_Given exercise_
Within the material below, find each line bearing the word "быть" and present it.

--- Start Records for this task ---

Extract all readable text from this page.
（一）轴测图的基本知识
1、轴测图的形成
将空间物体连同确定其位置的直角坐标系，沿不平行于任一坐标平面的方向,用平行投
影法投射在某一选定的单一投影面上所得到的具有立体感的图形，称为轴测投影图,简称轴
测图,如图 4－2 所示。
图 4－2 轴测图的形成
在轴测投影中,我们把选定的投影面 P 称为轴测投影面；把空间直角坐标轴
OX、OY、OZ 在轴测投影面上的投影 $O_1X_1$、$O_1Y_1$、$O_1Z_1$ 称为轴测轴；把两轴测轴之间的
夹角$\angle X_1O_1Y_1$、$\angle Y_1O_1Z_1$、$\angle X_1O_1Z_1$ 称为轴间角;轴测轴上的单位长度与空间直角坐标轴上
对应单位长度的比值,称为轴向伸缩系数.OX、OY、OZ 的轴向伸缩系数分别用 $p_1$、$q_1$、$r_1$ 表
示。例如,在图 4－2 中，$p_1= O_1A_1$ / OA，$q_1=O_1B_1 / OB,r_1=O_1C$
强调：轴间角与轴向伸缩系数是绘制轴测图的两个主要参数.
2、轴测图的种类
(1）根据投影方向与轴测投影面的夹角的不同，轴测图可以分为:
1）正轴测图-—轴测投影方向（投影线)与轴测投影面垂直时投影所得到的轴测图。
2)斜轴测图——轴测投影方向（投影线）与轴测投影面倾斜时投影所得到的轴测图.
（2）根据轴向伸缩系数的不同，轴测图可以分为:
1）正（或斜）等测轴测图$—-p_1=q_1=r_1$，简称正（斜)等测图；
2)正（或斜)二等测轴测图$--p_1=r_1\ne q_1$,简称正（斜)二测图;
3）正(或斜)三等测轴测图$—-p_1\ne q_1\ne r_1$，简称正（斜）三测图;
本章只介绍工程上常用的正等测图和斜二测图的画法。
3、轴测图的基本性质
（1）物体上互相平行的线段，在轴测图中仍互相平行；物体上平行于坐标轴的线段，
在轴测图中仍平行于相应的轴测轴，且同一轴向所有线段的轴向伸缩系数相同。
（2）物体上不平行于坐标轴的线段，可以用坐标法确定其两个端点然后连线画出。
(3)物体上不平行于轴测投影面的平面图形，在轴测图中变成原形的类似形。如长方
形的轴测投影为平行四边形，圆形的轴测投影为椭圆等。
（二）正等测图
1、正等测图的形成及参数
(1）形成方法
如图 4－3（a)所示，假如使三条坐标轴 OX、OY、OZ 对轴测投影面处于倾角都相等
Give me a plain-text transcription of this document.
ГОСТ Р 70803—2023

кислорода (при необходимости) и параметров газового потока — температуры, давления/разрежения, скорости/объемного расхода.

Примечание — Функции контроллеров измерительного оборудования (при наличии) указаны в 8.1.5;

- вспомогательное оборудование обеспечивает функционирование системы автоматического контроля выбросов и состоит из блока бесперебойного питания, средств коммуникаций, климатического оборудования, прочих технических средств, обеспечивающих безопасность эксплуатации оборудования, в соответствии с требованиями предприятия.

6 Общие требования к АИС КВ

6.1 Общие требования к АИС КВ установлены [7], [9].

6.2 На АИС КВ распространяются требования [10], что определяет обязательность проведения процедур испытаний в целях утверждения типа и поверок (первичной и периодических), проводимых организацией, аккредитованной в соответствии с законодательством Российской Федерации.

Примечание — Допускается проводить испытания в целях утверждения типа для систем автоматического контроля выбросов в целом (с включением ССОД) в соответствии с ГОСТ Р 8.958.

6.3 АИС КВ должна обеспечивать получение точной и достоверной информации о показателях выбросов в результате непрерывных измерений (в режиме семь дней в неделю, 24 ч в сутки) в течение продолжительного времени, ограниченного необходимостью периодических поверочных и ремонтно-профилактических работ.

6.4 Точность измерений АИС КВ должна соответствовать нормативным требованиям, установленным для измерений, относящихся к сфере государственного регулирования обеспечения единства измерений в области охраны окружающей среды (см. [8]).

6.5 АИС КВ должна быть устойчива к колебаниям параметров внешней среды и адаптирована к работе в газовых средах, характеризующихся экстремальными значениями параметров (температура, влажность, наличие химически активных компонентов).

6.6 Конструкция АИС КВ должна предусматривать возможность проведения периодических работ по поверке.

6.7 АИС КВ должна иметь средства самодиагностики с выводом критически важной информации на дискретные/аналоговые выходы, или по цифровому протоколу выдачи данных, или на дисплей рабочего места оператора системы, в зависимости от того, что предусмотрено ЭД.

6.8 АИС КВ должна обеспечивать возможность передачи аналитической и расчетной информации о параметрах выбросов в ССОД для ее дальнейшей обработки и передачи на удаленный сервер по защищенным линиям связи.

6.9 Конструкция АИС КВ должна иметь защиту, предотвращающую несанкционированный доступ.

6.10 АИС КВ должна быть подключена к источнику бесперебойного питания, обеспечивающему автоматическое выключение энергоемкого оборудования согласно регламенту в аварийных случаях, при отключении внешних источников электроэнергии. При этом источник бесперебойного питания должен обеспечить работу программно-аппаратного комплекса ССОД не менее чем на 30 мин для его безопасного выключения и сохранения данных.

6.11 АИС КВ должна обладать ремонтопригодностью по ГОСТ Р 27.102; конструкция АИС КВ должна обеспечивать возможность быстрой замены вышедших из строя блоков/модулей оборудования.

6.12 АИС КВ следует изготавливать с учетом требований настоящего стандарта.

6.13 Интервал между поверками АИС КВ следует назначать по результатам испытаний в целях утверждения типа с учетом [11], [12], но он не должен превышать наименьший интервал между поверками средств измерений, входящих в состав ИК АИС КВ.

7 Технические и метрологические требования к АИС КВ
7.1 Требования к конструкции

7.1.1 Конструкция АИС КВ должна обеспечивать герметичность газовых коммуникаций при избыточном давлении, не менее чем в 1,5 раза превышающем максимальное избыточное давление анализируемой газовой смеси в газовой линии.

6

--- End Records for this task ---

_Complete response_
6.5 АИС КВ должна быть устойчива к колебаниям параметров внешней среды и адаптирована к работе в газовых средах, характеризующихся экстремальными значениями параметров (температура, влажность, наличие химически активных компонентов).
6.10 АИС КВ должна быть подключена к источнику бесперебойного питания, обеспечивающему автоматическое выключение энергоемкого оборудования согласно регламенту в аварийных случаях, при отключении внешних источников электроэнергии. При этом источник бесперебойного питания должен обеспечить работу программно-аппаратного комплекса ССОД не менее чем на 30 мин для его безопасного выключения и сохранения данных.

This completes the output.